## Exercise description:
Your task is to quote the material that follows, in full and exactly.

=== Supplied information ===

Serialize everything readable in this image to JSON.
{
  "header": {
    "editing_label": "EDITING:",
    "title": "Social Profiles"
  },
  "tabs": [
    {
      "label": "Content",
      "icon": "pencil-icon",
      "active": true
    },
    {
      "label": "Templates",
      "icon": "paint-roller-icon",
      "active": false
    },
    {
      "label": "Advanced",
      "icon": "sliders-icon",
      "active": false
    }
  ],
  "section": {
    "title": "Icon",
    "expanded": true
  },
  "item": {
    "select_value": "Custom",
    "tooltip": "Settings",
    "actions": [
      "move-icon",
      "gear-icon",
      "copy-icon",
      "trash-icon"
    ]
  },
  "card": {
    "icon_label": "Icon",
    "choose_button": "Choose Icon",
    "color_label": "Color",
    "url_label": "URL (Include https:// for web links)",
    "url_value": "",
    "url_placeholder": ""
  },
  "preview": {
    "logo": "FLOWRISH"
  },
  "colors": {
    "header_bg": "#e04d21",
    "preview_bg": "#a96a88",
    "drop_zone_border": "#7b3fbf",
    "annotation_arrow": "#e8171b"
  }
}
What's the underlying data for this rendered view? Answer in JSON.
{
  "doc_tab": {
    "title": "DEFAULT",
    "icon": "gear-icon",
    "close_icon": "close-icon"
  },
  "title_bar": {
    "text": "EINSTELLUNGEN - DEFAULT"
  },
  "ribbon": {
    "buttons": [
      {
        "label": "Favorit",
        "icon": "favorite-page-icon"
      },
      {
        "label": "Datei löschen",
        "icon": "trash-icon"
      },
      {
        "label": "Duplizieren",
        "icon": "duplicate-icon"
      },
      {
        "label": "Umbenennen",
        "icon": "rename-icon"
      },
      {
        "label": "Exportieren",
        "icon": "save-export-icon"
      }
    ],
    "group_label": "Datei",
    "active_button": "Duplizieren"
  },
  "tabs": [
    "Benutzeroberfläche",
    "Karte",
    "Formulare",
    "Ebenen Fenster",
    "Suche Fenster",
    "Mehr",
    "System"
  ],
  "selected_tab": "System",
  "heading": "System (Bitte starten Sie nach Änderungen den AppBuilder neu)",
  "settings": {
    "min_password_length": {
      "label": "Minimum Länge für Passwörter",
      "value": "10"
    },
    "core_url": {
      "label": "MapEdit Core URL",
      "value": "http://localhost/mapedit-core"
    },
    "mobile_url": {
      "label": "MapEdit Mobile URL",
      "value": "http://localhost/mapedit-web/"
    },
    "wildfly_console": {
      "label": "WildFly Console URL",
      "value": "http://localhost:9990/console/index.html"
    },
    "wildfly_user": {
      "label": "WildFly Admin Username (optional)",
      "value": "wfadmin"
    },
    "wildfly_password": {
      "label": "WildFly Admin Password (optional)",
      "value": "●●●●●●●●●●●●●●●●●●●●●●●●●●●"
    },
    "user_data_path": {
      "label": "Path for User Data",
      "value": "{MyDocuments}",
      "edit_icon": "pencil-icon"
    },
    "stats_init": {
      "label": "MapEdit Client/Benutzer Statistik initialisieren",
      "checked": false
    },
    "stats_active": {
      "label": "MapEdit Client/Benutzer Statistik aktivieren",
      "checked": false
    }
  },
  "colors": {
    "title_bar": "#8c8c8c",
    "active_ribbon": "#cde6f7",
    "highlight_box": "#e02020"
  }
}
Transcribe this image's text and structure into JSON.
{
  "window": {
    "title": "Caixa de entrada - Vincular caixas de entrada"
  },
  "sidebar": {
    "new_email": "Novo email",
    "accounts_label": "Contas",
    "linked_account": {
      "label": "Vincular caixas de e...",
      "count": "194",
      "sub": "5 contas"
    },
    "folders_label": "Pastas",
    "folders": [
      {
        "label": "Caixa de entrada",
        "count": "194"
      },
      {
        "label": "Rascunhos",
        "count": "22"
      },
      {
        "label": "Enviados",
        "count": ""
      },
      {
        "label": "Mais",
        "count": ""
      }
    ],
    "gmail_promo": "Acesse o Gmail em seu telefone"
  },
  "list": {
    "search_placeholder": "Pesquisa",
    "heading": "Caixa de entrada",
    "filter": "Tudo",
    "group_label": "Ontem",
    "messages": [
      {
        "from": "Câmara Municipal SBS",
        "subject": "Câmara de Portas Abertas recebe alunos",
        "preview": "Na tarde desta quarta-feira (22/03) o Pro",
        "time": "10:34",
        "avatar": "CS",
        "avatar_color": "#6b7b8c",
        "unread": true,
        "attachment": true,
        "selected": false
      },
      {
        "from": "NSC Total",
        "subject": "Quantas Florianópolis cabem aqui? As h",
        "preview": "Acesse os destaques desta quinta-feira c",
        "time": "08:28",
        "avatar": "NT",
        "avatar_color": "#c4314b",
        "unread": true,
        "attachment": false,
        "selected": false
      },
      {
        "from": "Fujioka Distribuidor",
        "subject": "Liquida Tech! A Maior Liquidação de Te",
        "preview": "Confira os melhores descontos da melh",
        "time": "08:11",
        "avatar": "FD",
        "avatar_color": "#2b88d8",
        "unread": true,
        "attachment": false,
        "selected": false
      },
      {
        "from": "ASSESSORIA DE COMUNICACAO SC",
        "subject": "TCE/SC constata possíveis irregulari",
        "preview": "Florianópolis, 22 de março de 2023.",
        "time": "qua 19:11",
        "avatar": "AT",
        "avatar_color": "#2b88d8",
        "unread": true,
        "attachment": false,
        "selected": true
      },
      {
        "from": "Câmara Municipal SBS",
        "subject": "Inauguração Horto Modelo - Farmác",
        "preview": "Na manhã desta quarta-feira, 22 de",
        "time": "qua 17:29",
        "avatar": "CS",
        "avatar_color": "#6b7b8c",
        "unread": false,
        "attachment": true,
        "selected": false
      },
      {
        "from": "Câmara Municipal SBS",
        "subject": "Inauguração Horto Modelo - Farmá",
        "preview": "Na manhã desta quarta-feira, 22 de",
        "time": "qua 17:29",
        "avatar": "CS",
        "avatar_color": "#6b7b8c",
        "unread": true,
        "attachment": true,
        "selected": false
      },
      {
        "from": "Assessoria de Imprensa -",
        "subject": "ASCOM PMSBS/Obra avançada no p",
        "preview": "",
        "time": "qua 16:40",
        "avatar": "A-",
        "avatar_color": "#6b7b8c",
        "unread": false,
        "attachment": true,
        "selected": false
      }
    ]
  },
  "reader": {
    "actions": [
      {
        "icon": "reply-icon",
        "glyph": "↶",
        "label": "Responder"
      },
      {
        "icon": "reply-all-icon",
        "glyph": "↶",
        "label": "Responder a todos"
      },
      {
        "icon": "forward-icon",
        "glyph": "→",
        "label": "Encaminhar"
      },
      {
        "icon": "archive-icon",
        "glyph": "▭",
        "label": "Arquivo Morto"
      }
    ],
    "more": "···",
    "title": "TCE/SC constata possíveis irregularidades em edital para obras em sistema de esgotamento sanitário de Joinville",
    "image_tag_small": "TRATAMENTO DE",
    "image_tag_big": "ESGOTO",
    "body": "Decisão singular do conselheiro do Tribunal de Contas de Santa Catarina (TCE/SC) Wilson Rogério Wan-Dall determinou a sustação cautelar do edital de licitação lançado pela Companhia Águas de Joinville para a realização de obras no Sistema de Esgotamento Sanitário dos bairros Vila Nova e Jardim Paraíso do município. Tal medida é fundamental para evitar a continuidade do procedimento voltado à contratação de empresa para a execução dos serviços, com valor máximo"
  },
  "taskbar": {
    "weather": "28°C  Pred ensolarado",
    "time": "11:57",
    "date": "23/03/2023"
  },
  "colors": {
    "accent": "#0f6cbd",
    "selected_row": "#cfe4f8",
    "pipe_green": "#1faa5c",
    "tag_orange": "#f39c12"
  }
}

===

## Worked solution:
Serialize everything readable in this image to JSON.
{
  "header": {
    "editing_label": "EDITING:",
    "title": "Social Profiles"
  },
  "tabs": [
    {
      "label": "Content",
      "icon": "pencil-icon",
      "active": true
    },
    {
      "label": "Templates",
      "icon": "paint-roller-icon",
      "active": false
    },
    {
      "label": "Advanced",
      "icon": "sliders-icon",
      "active": false
    }
  ],
  "section": {
    "title": "Icon",
    "expanded": true
  },
  "item": {
    "select_value": "Custom",
    "tooltip": "Settings",
    "actions": [
      "move-icon",
      "gear-icon",
      "copy-icon",
      "trash-icon"
    ]
  },
  "card": {
    "icon_label": "Icon",
    "choose_button": "Choose Icon",
    "color_label": "Color",
    "url_label": "URL (Include https:// for web links)",
    "url_value": "",
    "url_placeholder": ""
  },
  "preview": {
    "logo": "FLOWRISH"
  },
  "colors": {
    "header_bg": "#e04d21",
    "preview_bg": "#a96a88",
    "drop_zone_border": "#7b3fbf",
    "annotation_arrow": "#e8171b"
  }
}
What's the underlying data for this rendered view? Answer in JSON.
{
  "doc_tab": {
    "title": "DEFAULT",
    "icon": "gear-icon",
    "close_icon": "close-icon"
  },
  "title_bar": {
    "text": "EINSTELLUNGEN - DEFAULT"
  },
  "ribbon": {
    "buttons": [
      {
        "label": "Favorit",
        "icon": "favorite-page-icon"
      },
      {
        "label": "Datei löschen",
        "icon": "trash-icon"
      },
      {
        "label": "Duplizieren",
        "icon": "duplicate-icon"
      },
      {
        "label": "Umbenennen",
        "icon": "rename-icon"
      },
      {
        "label": "Exportieren",
        "icon": "save-export-icon"
      }
    ],
    "group_label": "Datei",
    "active_button": "Duplizieren"
  },
  "tabs": [
    "Benutzeroberfläche",
    "Karte",
    "Formulare",
    "Ebenen Fenster",
    "Suche Fenster",
    "Mehr",
    "System"
  ],
  "selected_tab": "System",
  "heading": "System (Bitte starten Sie nach Änderungen den AppBuilder neu)",
  "settings": {
    "min_password_length": {
      "label": "Minimum Länge für Passwörter",
      "value": "10"
    },
    "core_url": {
      "label": "MapEdit Core URL",
      "value": "http://localhost/mapedit-core"
    },
    "mobile_url": {
      "label": "MapEdit Mobile URL",
      "value": "http://localhost/mapedit-web/"
    },
    "wildfly_console": {
      "label": "WildFly Console URL",
      "value": "http://localhost:9990/console/index.html"
    },
    "wildfly_user": {
      "label": "WildFly Admin Username (optional)",
      "value": "wfadmin"
    },
    "wildfly_password": {
      "label": "WildFly Admin Password (optional)",
      "value": "●●●●●●●●●●●●●●●●●●●●●●●●●●●"
    },
    "user_data_path": {
      "label": "Path for User Data",
      "value": "{MyDocuments}",
      "edit_icon": "pencil-icon"
    },
    "stats_init": {
      "label": "MapEdit Client/Benutzer Statistik initialisieren",
      "checked": false
    },
    "stats_active": {
      "label": "MapEdit Client/Benutzer Statistik aktivieren",
      "checked": false
    }
  },
  "colors": {
    "title_bar": "#8c8c8c",
    "active_ribbon": "#cde6f7",
    "highlight_box": "#e02020"
  }
}
Transcribe this image's text and structure into JSON.
{
  "window": {
    "title": "Caixa de entrada - Vincular caixas de entrada"
  },
  "sidebar": {
    "new_email": "Novo email",
    "accounts_label": "Contas",
    "linked_account": {
      "label": "Vincular caixas de e...",
      "count": "194",
      "sub": "5 contas"
    },
    "folders_label": "Pastas",
    "folders": [
      {
        "label": "Caixa de entrada",
        "count": "194"
      },
      {
        "label": "Rascunhos",
        "count": "22"
      },
      {
        "label": "Enviados",
        "count": ""
      },
      {
        "label": "Mais",
        "count": ""
      }
    ],
    "gmail_promo": "Acesse o Gmail em seu telefone"
  },
  "list": {
    "search_placeholder": "Pesquisa",
    "heading": "Caixa de entrada",
    "filter": "Tudo",
    "group_label": "Ontem",
    "messages": [
      {
        "from": "Câmara Municipal SBS",
        "subject": "Câmara de Portas Abertas recebe alunos",
        "preview": "Na tarde desta quarta-feira (22/03) o Pro",
        "time": "10:34",
        "avatar": "CS",
        "avatar_color": "#6b7b8c",
        "unread": true,
        "attachment": true,
        "selected": false
      },
      {
        "from": "NSC Total",
        "subject": "Quantas Florianópolis cabem aqui? As h",
        "preview": "Acesse os destaques desta quinta-feira c",
        "time": "08:28",
        "avatar": "NT",
        "avatar_color": "#c4314b",
        "unread": true,
        "attachment": false,
        "selected": false
      },
      {
        "from": "Fujioka Distribuidor",
        "subject": "Liquida Tech! A Maior Liquidação de Te",
        "preview": "Confira os melhores descontos da melh",
        "time": "08:11",
        "avatar": "FD",
        "avatar_color": "#2b88d8",
        "unread": true,
        "attachment": false,
        "selected": false
      },
      {
        "from": "ASSESSORIA DE COMUNICACAO SC",
        "subject": "TCE/SC constata possíveis irregulari",
        "preview": "Florianópolis, 22 de março de 2023.",
        "time": "qua 19:11",
        "avatar": "AT",
        "avatar_color": "#2b88d8",
        "unread": true,
        "attachment": false,
        "selected": true
      },
      {
        "from": "Câmara Municipal SBS",
        "subject": "Inauguração Horto Modelo - Farmác",
        "preview": "Na manhã desta quarta-feira, 22 de",
        "time": "qua 17:29",
        "avatar": "CS",
        "avatar_color": "#6b7b8c",
        "unread": false,
        "attachment": true,
        "selected": false
      },
      {
        "from": "Câmara Municipal SBS",
        "subject": "Inauguração Horto Modelo - Farmá",
        "preview": "Na manhã desta quarta-feira, 22 de",
        "time": "qua 17:29",
        "avatar": "CS",
        "avatar_color": "#6b7b8c",
        "unread": true,
        "attachment": true,
        "selected": false
      },
      {
        "from": "Assessoria de Imprensa -",
        "subject": "ASCOM PMSBS/Obra avançada no p",
        "preview": "",
        "time": "qua 16:40",
        "avatar": "A-",
        "avatar_color": "#6b7b8c",
        "unread": false,
        "attachment": true,
        "selected": false
      }
    ]
  },
  "reader": {
    "actions": [
      {
        "icon": "reply-icon",
        "glyph": "↶",
        "label": "Responder"
      },
      {
        "icon": "reply-all-icon",
        "glyph": "↶",
        "label": "Responder a todos"
      },
      {
        "icon": "forward-icon",
        "glyph": "→",
        "label": "Encaminhar"
      },
      {
        "icon": "archive-icon",
        "glyph": "▭",
        "label": "Arquivo Morto"
      }
    ],
    "more": "···",
    "title": "TCE/SC constata possíveis irregularidades em edital para obras em sistema de esgotamento sanitário de Joinville",
    "image_tag_small": "TRATAMENTO DE",
    "image_tag_big": "ESGOTO",
    "body": "Decisão singular do conselheiro do Tribunal de Contas de Santa Catarina (TCE/SC) Wilson Rogério Wan-Dall determinou a sustação cautelar do edital de licitação lançado pela Companhia Águas de Joinville para a realização de obras no Sistema de Esgotamento Sanitário dos bairros Vila Nova e Jardim Paraíso do município. Tal medida é fundamental para evitar a continuidade do procedimento voltado à contratação de empresa para a execução dos serviços, com valor máximo"
  },
  "taskbar": {
    "weather": "28°C  Pred ensolarado",
    "time": "11:57",
    "date": "23/03/2023"
  },
  "colors": {
    "accent": "#0f6cbd",
    "selected_row": "#cfe4f8",
    "pipe_green": "#1faa5c",
    "tag_orange": "#f39c12"
  }
}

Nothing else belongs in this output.